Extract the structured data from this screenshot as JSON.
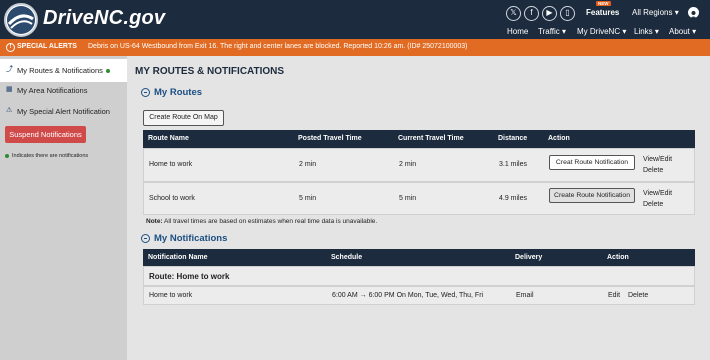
{
  "header": {
    "site_name": "DriveNC.gov",
    "social_icons": [
      "x-icon",
      "facebook-icon",
      "youtube-icon",
      "mobile-app-icon"
    ],
    "features_label": "Features",
    "new_badge": "NEW",
    "regions_label": "All Regions",
    "nav": [
      "Home",
      "Traffic",
      "My DriveNC",
      "Links",
      "About"
    ]
  },
  "alerts": {
    "label": "SPECIAL ALERTS",
    "text": "Debris on US-64 Westbound from Exit 16. The right and center lanes are blocked. Reported 10:26 am. (ID# 25072100003)"
  },
  "sidebar": {
    "items": [
      {
        "label": "My Routes & Notifications",
        "icon": "route-icon"
      },
      {
        "label": "My Area Notifications",
        "icon": "map-icon"
      },
      {
        "label": "My Special Alert Notification",
        "icon": "warning-icon"
      }
    ],
    "suspend_label": "Suspend Notifications",
    "legend_note": "Indicates there are notifications"
  },
  "main": {
    "page_title": "MY ROUTES & NOTIFICATIONS",
    "routes_heading": "My Routes",
    "create_route_map": "Create Route On Map",
    "routes_columns": [
      "Route Name",
      "Posted Travel Time",
      "Current Travel Time",
      "Distance",
      "Action"
    ],
    "routes": [
      {
        "name": "Home to work",
        "posted": "2 min",
        "current": "2 min",
        "distance": "3.1 miles",
        "action_btn": "Creat Route Notification",
        "view": "View/Edit",
        "delete": "Delete"
      },
      {
        "name": "School to work",
        "posted": "5 min",
        "current": "5 min",
        "distance": "4.9 miles",
        "action_btn": "Create Route Notification",
        "view": "View/Edit",
        "delete": "Delete"
      }
    ],
    "note_bold": "Note:",
    "note_text": " All travel times are based on estimates when real time data is unavailable.",
    "notifications_heading": "My Notifications",
    "notif_columns": [
      "Notification Name",
      "Schedule",
      "Delivery",
      "Action"
    ],
    "notif_group": "Route: Home to work",
    "notifications": [
      {
        "name": "Home to work",
        "schedule": "6:00 AM → 6:00 PM On Mon, Tue, Wed, Thu, Fri",
        "delivery": "Email",
        "edit": "Edit",
        "delete": "Delete"
      }
    ]
  }
}
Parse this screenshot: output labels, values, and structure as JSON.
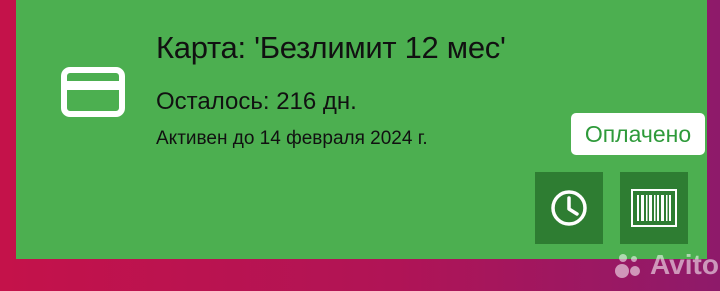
{
  "card": {
    "title": "Карта: 'Безлимит 12 мес'",
    "remaining": "Осталось: 216 дн.",
    "active_until": "Активен до 14 февраля 2024 г.",
    "status": "Оплачено",
    "icon": "credit-card-icon"
  },
  "actions": [
    {
      "icon": "clock-icon"
    },
    {
      "icon": "barcode-icon"
    }
  ],
  "watermark": {
    "text": "Avito"
  },
  "colors": {
    "card_background": "#4caf50",
    "action_button": "#2e7d32",
    "status_text": "#2e9a3a",
    "page_background": "#b01456"
  }
}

**WHAT TO WORK ON:** Extract, word for word, each line from the one that contains "Parse this screenshot: output" through the final line of the data above. Leave the pictures out.

**OUTPUT OF THE TASK:**
Parse this screenshot: output labels, values, and structure as JSON.
{
  "card": {
    "title": "Карта: 'Безлимит 12 мес'",
    "remaining": "Осталось: 216 дн.",
    "active_until": "Активен до 14 февраля 2024 г.",
    "status": "Оплачено",
    "icon": "credit-card-icon"
  },
  "actions": [
    {
      "icon": "clock-icon"
    },
    {
      "icon": "barcode-icon"
    }
  ],
  "watermark": {
    "text": "Avito"
  },
  "colors": {
    "card_background": "#4caf50",
    "action_button": "#2e7d32",
    "status_text": "#2e9a3a",
    "page_background": "#b01456"
  }
}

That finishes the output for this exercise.